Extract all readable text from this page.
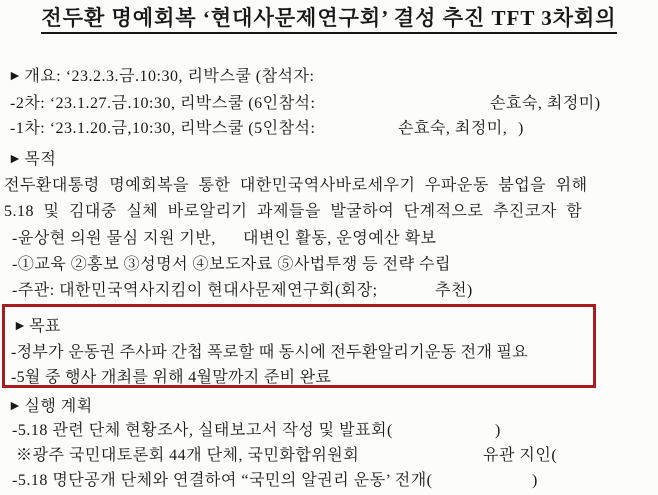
전두환 명예회복 ‘현대사문제연구회’ 결성 추진 TFT 3차회의
► 개요: ‘23.2.3.금.10:30, 리박스쿨 (참석자:
-2차: ‘23.1.27.금.10:30, 리박스쿨 (6인참석:	손효숙, 최정미)
-1차: ‘23.1.20.금,10:30, 리박스쿨 (5인참석:	손효숙, 최정미, )
► 목적
전두환대통령 명예회복을 통한 대한민국역사바로세우기 우파운동 붐업을 위해
5.18 및 김대중 실체 바로알리기 과제들을 발굴하여 단계적으로 추진코자 함
-윤상현 의원 물심 지원 기반, 대변인 활동, 운영예산 확보
-①교육 ②홍보 ③성명서 ④보도자료 ⑤사법투쟁 등 전략 수립
-주관: 대한민국역사지킴이 현대사문제연구회(회장;	추천)
► 목표
-정부가 운동권 주사파 간첩 폭로할 때 동시에 전두환알리기운동 전개 필요
-5월 중 행사 개최를 위해 4월말까지 준비 완료
► 실행 계획
-5.18 관련 단체 현황조사, 실태보고서 작성 및 발표회(	)
※광주 국민대토론회 44개 단체, 국민화합위원회	유관 지인(
-5.18 명단공개 단체와 연결하여 “국민의 알권리 운동’ 전개(	)
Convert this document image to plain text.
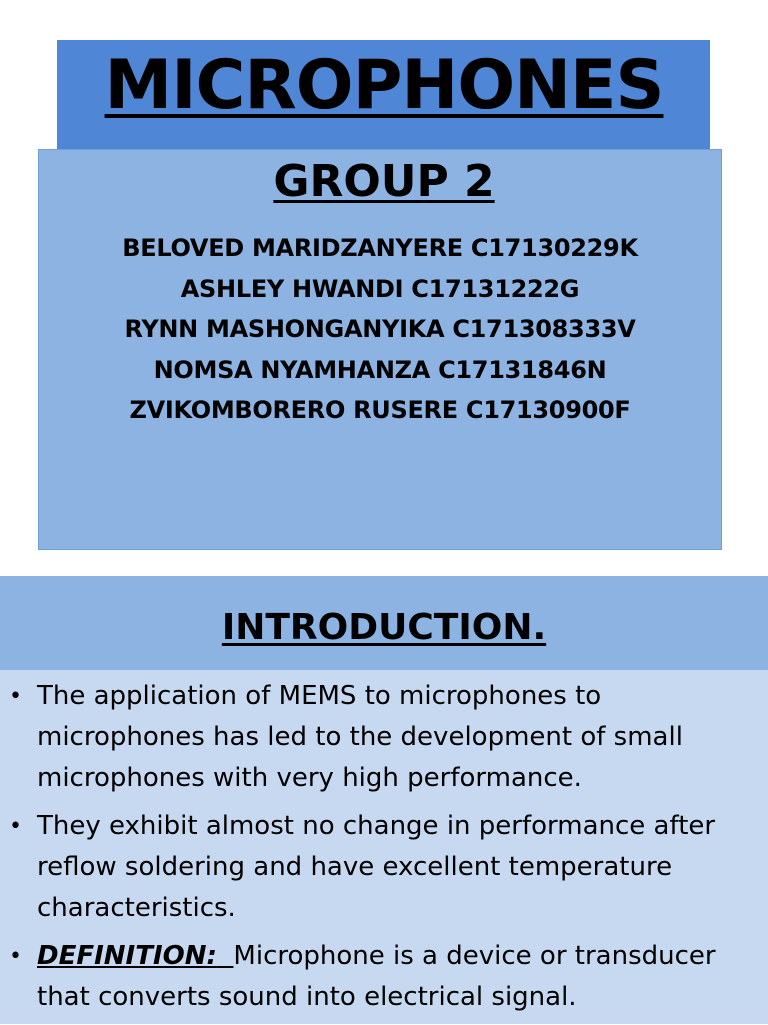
MICROPHONES
GROUP 2
BELOVED MARIDZANYERE C17130229K
ASHLEY HWANDI C17131222G
RYNN MASHONGANYIKA C171308333V
NOMSA NYAMHANZA C17131846N
ZVIKOMBORERO RUSERE C17130900F
INTRODUCTION.
• The application of MEMS to microphones to microphones has led to the development of small microphones with very high performance.
• They exhibit almost no change in performance after reflow soldering and have excellent temperature characteristics.
• DEFINITION: Microphone is a device or transducer that converts sound into electrical signal.
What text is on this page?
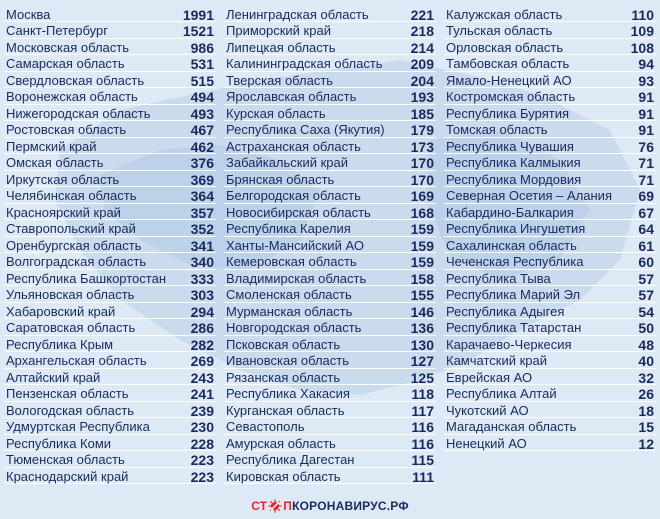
Москва	1991
Санкт-Петербург	1521
Московская область	986
Самарская область	531
Свердловская область	515
Воронежская область	494
Нижегородская область	493
Ростовская область	467
Пермский край	462
Омская область	376
Иркутская область	369
Челябинская область	364
Красноярский край	357
Ставропольский край	352
Оренбургская область	341
Волгоградская область	340
Республика Башкортостан 333
Ульяновская область	303
Хабаровский край	294
Саратовская область	286
Республика Крым	282
Архангельская область	269
Алтайский край	243
Пензенская область	241
Вологодская область	239
Удмуртская Республика	230
Республика Коми	228
Тюменская область	223
Краснодарский край	223
Ленинградская область	221
Приморский край	218
Липецкая область	214
Калининградская область 209
Тверская область	204
Ярославская область	193
Курская область	185
Республика Саха (Якутия) 179
Астраханская область	173
Забайкальский край	170
Брянская область	170
Белгородская область	169
Новосибирская область	168
Республика Карелия	159
Ханты-Мансийский АО	159
Кемеровская область	159
Владимирская область	158
Смоленская область	155
Мурманская область	146
Новгородская область	136
Псковская область	130
Ивановская область	127
Рязанская область	125
Республика Хакасия	118
Курганская область	117
Севастополь	116
Амурская область	116
Республика Дагестан	115
Кировская область	111
Калужская область	110
Тульская область	109
Орловская область	108
Тамбовская область	94
Ямало-Ненецкий АО	93
Костромская область	91
Республика Бурятия	91
Томская область	91
Республика Чувашия	76
Республика Калмыкия	71
Республика Мордовия	71
Северная Осетия – Алания 69
Кабардино-Балкария	67
Республика Ингушетия	64
Сахалинская область	61
Чеченская Республика	60
Республика Тыва	57
Республика Марий Эл	57
Республика Адыгея	54
Республика Татарстан	50
Карачаево-Черкесия	48
Камчатский край	40
Еврейская АО	32
Республика Алтай	26
Чукотский АО	18
Магаданская область	15
Ненецкий АО	12
СТ П КОРОНАВИРУС.РФ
————
**What this task involves**: Repeat the material above verbatim. Leave the pictures behind.

**Answer to this exercise**:
Extract all readable text from this page.
전두환 명예회복 ‘현대사문제연구회’ 결성 추진 TFT 3차회의
► 개요: ‘23.2.3.금.10:30, 리박스쿨 (참석자:
-2차: ‘23.1.27.금.10:30, 리박스쿨 (6인참석:	손효숙, 최정미)
-1차: ‘23.1.20.금,10:30, 리박스쿨 (5인참석:	손효숙, 최정미, )
► 목적
전두환대통령 명예회복을 통한 대한민국역사바로세우기 우파운동 붐업을 위해
5.18 및 김대중 실체 바로알리기 과제들을 발굴하여 단계적으로 추진코자 함
-윤상현 의원 물심 지원 기반, 대변인 활동, 운영예산 확보
-①교육 ②홍보 ③성명서 ④보도자료 ⑤사법투쟁 등 전략 수립
-주관: 대한민국역사지킴이 현대사문제연구회(회장;	추천)
► 목표
-정부가 운동권 주사파 간첩 폭로할 때 동시에 전두환알리기운동 전개 필요
-5월 중 행사 개최를 위해 4월말까지 준비 완료
► 실행 계획
-5.18 관련 단체 현황조사, 실태보고서 작성 및 발표회(	)
※광주 국민대토론회 44개 단체, 국민화합위원회	유관 지인(
-5.18 명단공개 단체와 연결하여 “국민의 알권리 운동’ 전개(	)
Convert this document image to plain text.
MICROPHONES
GROUP 2
BELOVED MARIDZANYERE C17130229K
ASHLEY HWANDI C17131222G
RYNN MASHONGANYIKA C171308333V
NOMSA NYAMHANZA C17131846N
ZVIKOMBORERO RUSERE C17130900F
INTRODUCTION.
• The application of MEMS to microphones to microphones has led to the development of small microphones with very high performance.
• They exhibit almost no change in performance after reflow soldering and have excellent temperature characteristics.
• DEFINITION: Microphone is a device or transducer that converts sound into electrical signal.
What text is on this page?
Москва	1991
Санкт-Петербург	1521
Московская область	986
Самарская область	531
Свердловская область	515
Воронежская область	494
Нижегородская область	493
Ростовская область	467
Пермский край	462
Омская область	376
Иркутская область	369
Челябинская область	364
Красноярский край	357
Ставропольский край	352
Оренбургская область	341
Волгоградская область	340
Республика Башкортостан 333
Ульяновская область	303
Хабаровский край	294
Саратовская область	286
Республика Крым	282
Архангельская область	269
Алтайский край	243
Пензенская область	241
Вологодская область	239
Удмуртская Республика	230
Республика Коми	228
Тюменская область	223
Краснодарский край	223
Ленинградская область	221
Приморский край	218
Липецкая область	214
Калининградская область 209
Тверская область	204
Ярославская область	193
Курская область	185
Республика Саха (Якутия) 179
Астраханская область	173
Забайкальский край	170
Брянская область	170
Белгородская область	169
Новосибирская область	168
Республика Карелия	159
Ханты-Мансийский АО	159
Кемеровская область	159
Владимирская область	158
Смоленская область	155
Мурманская область	146
Новгородская область	136
Псковская область	130
Ивановская область	127
Рязанская область	125
Республика Хакасия	118
Курганская область	117
Севастополь	116
Амурская область	116
Республика Дагестан	115
Кировская область	111
Калужская область	110
Тульская область	109
Орловская область	108
Тамбовская область	94
Ямало-Ненецкий АО	93
Костромская область	91
Республика Бурятия	91
Томская область	91
Республика Чувашия	76
Республика Калмыкия	71
Республика Мордовия	71
Северная Осетия – Алания 69
Кабардино-Балкария	67
Республика Ингушетия	64
Сахалинская область	61
Чеченская Республика	60
Республика Тыва	57
Республика Марий Эл	57
Республика Адыгея	54
Республика Татарстан	50
Карачаево-Черкесия	48
Камчатский край	40
Еврейская АО	32
Республика Алтай	26
Чукотский АО	18
Магаданская область	15
Ненецкий АО	12
СТ П КОРОНАВИРУС.РФ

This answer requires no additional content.